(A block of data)
==================================================

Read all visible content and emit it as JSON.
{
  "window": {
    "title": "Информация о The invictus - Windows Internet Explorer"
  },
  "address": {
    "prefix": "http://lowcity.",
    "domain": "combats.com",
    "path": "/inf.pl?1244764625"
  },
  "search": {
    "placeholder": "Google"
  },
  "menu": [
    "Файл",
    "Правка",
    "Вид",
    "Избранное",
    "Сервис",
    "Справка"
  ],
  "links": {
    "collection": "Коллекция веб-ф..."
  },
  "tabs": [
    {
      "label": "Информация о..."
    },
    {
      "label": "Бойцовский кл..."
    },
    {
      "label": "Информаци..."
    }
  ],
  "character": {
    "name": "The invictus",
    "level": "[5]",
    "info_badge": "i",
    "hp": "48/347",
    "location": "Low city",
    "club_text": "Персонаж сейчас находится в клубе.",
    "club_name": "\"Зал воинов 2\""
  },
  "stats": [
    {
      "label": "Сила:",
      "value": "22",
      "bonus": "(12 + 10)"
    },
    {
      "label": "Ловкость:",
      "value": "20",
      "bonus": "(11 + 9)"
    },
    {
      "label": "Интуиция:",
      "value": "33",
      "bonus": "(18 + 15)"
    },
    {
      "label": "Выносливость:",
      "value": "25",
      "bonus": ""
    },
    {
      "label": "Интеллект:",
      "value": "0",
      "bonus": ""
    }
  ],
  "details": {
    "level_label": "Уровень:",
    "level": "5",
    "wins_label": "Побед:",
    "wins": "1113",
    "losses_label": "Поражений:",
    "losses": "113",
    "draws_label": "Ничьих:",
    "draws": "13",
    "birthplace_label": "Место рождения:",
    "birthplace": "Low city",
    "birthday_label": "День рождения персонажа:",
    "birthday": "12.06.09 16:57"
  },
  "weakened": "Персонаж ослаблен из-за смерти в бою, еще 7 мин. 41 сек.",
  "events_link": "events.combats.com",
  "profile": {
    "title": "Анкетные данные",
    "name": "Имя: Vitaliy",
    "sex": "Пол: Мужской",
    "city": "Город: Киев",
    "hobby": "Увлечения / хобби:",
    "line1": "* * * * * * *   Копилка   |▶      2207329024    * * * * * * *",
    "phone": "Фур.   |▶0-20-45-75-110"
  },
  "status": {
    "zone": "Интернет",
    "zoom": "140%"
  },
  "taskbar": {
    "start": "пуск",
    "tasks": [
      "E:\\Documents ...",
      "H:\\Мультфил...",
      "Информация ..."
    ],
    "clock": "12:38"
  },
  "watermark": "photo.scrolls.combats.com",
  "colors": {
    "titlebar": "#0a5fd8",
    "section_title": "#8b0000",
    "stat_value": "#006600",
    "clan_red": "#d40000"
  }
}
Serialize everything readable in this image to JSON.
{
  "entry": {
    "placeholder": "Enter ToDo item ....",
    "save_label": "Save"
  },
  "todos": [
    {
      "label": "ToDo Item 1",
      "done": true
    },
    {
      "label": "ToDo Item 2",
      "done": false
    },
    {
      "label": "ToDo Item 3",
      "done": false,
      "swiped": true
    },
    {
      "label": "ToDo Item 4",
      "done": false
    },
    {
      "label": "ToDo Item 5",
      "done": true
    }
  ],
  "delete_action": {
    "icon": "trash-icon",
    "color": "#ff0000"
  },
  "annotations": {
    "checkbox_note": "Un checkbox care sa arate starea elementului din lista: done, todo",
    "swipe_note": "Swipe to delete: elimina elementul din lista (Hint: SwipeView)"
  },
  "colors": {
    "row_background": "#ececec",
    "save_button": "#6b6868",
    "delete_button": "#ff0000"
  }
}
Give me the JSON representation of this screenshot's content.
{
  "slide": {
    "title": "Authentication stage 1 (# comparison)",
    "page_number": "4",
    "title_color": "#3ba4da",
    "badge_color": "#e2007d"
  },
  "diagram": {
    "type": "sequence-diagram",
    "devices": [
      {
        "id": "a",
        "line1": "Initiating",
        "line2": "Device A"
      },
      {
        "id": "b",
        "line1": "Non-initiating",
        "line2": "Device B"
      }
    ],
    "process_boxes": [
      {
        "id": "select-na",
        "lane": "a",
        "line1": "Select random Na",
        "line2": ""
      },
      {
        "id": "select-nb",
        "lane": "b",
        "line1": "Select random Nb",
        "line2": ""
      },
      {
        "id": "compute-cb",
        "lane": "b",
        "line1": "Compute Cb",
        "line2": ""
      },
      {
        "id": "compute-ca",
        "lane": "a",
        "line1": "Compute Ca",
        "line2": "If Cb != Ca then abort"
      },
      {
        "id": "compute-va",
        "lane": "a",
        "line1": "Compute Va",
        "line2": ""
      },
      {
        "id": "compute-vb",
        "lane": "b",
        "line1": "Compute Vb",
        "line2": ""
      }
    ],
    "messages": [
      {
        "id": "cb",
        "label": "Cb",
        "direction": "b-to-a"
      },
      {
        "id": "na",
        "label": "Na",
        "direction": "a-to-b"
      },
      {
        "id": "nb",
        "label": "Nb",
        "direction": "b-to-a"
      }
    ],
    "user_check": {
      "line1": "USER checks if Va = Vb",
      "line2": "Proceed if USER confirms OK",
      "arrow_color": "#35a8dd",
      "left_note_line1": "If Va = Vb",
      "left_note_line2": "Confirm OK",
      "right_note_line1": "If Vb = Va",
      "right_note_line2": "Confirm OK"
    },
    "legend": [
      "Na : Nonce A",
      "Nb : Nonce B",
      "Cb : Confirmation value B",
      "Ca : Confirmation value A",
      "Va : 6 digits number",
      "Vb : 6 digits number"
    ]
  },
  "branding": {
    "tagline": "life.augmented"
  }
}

==================================================

Return the whole listing exactly, with every line included.

SOLUTION TO THE PROBLEM:
Read all visible content and emit it as JSON.
{
  "window": {
    "title": "Информация о The invictus - Windows Internet Explorer"
  },
  "address": {
    "prefix": "http://lowcity.",
    "domain": "combats.com",
    "path": "/inf.pl?1244764625"
  },
  "search": {
    "placeholder": "Google"
  },
  "menu": [
    "Файл",
    "Правка",
    "Вид",
    "Избранное",
    "Сервис",
    "Справка"
  ],
  "links": {
    "collection": "Коллекция веб-ф..."
  },
  "tabs": [
    {
      "label": "Информация о..."
    },
    {
      "label": "Бойцовский кл..."
    },
    {
      "label": "Информаци..."
    }
  ],
  "character": {
    "name": "The invictus",
    "level": "[5]",
    "info_badge": "i",
    "hp": "48/347",
    "location": "Low city",
    "club_text": "Персонаж сейчас находится в клубе.",
    "club_name": "\"Зал воинов 2\""
  },
  "stats": [
    {
      "label": "Сила:",
      "value": "22",
      "bonus": "(12 + 10)"
    },
    {
      "label": "Ловкость:",
      "value": "20",
      "bonus": "(11 + 9)"
    },
    {
      "label": "Интуиция:",
      "value": "33",
      "bonus": "(18 + 15)"
    },
    {
      "label": "Выносливость:",
      "value": "25",
      "bonus": ""
    },
    {
      "label": "Интеллект:",
      "value": "0",
      "bonus": ""
    }
  ],
  "details": {
    "level_label": "Уровень:",
    "level": "5",
    "wins_label": "Побед:",
    "wins": "1113",
    "losses_label": "Поражений:",
    "losses": "113",
    "draws_label": "Ничьих:",
    "draws": "13",
    "birthplace_label": "Место рождения:",
    "birthplace": "Low city",
    "birthday_label": "День рождения персонажа:",
    "birthday": "12.06.09 16:57"
  },
  "weakened": "Персонаж ослаблен из-за смерти в бою, еще 7 мин. 41 сек.",
  "events_link": "events.combats.com",
  "profile": {
    "title": "Анкетные данные",
    "name": "Имя: Vitaliy",
    "sex": "Пол: Мужской",
    "city": "Город: Киев",
    "hobby": "Увлечения / хобби:",
    "line1": "* * * * * * *   Копилка   |▶      2207329024    * * * * * * *",
    "phone": "Фур.   |▶0-20-45-75-110"
  },
  "status": {
    "zone": "Интернет",
    "zoom": "140%"
  },
  "taskbar": {
    "start": "пуск",
    "tasks": [
      "E:\\Documents ...",
      "H:\\Мультфил...",
      "Информация ..."
    ],
    "clock": "12:38"
  },
  "watermark": "photo.scrolls.combats.com",
  "colors": {
    "titlebar": "#0a5fd8",
    "section_title": "#8b0000",
    "stat_value": "#006600",
    "clan_red": "#d40000"
  }
}
Serialize everything readable in this image to JSON.
{
  "entry": {
    "placeholder": "Enter ToDo item ....",
    "save_label": "Save"
  },
  "todos": [
    {
      "label": "ToDo Item 1",
      "done": true
    },
    {
      "label": "ToDo Item 2",
      "done": false
    },
    {
      "label": "ToDo Item 3",
      "done": false,
      "swiped": true
    },
    {
      "label": "ToDo Item 4",
      "done": false
    },
    {
      "label": "ToDo Item 5",
      "done": true
    }
  ],
  "delete_action": {
    "icon": "trash-icon",
    "color": "#ff0000"
  },
  "annotations": {
    "checkbox_note": "Un checkbox care sa arate starea elementului din lista: done, todo",
    "swipe_note": "Swipe to delete: elimina elementul din lista (Hint: SwipeView)"
  },
  "colors": {
    "row_background": "#ececec",
    "save_button": "#6b6868",
    "delete_button": "#ff0000"
  }
}
Give me the JSON representation of this screenshot's content.
{
  "slide": {
    "title": "Authentication stage 1 (# comparison)",
    "page_number": "4",
    "title_color": "#3ba4da",
    "badge_color": "#e2007d"
  },
  "diagram": {
    "type": "sequence-diagram",
    "devices": [
      {
        "id": "a",
        "line1": "Initiating",
        "line2": "Device A"
      },
      {
        "id": "b",
        "line1": "Non-initiating",
        "line2": "Device B"
      }
    ],
    "process_boxes": [
      {
        "id": "select-na",
        "lane": "a",
        "line1": "Select random Na",
        "line2": ""
      },
      {
        "id": "select-nb",
        "lane": "b",
        "line1": "Select random Nb",
        "line2": ""
      },
      {
        "id": "compute-cb",
        "lane": "b",
        "line1": "Compute Cb",
        "line2": ""
      },
      {
        "id": "compute-ca",
        "lane": "a",
        "line1": "Compute Ca",
        "line2": "If Cb != Ca then abort"
      },
      {
        "id": "compute-va",
        "lane": "a",
        "line1": "Compute Va",
        "line2": ""
      },
      {
        "id": "compute-vb",
        "lane": "b",
        "line1": "Compute Vb",
        "line2": ""
      }
    ],
    "messages": [
      {
        "id": "cb",
        "label": "Cb",
        "direction": "b-to-a"
      },
      {
        "id": "na",
        "label": "Na",
        "direction": "a-to-b"
      },
      {
        "id": "nb",
        "label": "Nb",
        "direction": "b-to-a"
      }
    ],
    "user_check": {
      "line1": "USER checks if Va = Vb",
      "line2": "Proceed if USER confirms OK",
      "arrow_color": "#35a8dd",
      "left_note_line1": "If Va = Vb",
      "left_note_line2": "Confirm OK",
      "right_note_line1": "If Vb = Va",
      "right_note_line2": "Confirm OK"
    },
    "legend": [
      "Na : Nonce A",
      "Nb : Nonce B",
      "Cb : Confirmation value B",
      "Ca : Confirmation value A",
      "Va : 6 digits number",
      "Vb : 6 digits number"
    ]
  },
  "branding": {
    "tagline": "life.augmented"
  }
}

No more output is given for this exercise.